[Collected data]

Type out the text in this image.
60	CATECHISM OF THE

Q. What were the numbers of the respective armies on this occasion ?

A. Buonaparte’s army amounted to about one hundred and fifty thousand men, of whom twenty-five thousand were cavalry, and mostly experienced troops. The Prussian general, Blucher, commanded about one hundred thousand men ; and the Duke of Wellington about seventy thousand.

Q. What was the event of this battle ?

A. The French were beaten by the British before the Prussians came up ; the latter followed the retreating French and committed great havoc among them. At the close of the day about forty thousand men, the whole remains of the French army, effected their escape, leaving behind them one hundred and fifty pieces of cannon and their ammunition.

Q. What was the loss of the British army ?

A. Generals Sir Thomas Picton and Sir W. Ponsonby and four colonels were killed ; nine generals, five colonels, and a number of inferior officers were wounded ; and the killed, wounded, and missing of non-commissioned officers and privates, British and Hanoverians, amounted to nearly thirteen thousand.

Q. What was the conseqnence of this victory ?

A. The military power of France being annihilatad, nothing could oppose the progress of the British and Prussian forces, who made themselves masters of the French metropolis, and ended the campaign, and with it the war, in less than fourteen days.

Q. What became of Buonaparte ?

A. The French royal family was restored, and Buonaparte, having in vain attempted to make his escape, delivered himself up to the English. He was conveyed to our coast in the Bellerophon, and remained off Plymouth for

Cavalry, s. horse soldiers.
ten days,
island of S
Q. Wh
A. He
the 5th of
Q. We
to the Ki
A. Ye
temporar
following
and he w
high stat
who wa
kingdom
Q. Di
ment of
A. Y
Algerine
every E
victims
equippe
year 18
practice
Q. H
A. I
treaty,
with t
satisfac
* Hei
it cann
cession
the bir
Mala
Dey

Problem statement -> Extract every line containing the string "French" from the data above.

Problem solution ->
A. The French were beaten by the British before the Prussians came up ; the latter followed the retreating French and committed great havoc among them. At the close of the day about forty thousand men, the whole remains of the French army, effected their escape, leaving behind them one hundred and fifty pieces of cannon and their ammunition.
A. The military power of France being annihilatad, nothing could oppose the progress of the British and Prussian forces, who made themselves masters of the French metropolis, and ended the campaign, and with it the war, in less than fourteen days.
A. The French royal family was restored, and Buonaparte, having in vain attempted to make his escape, delivered himself up to the English. He was conveyed to our coast in the Bellerophon, and remained off Plymouth for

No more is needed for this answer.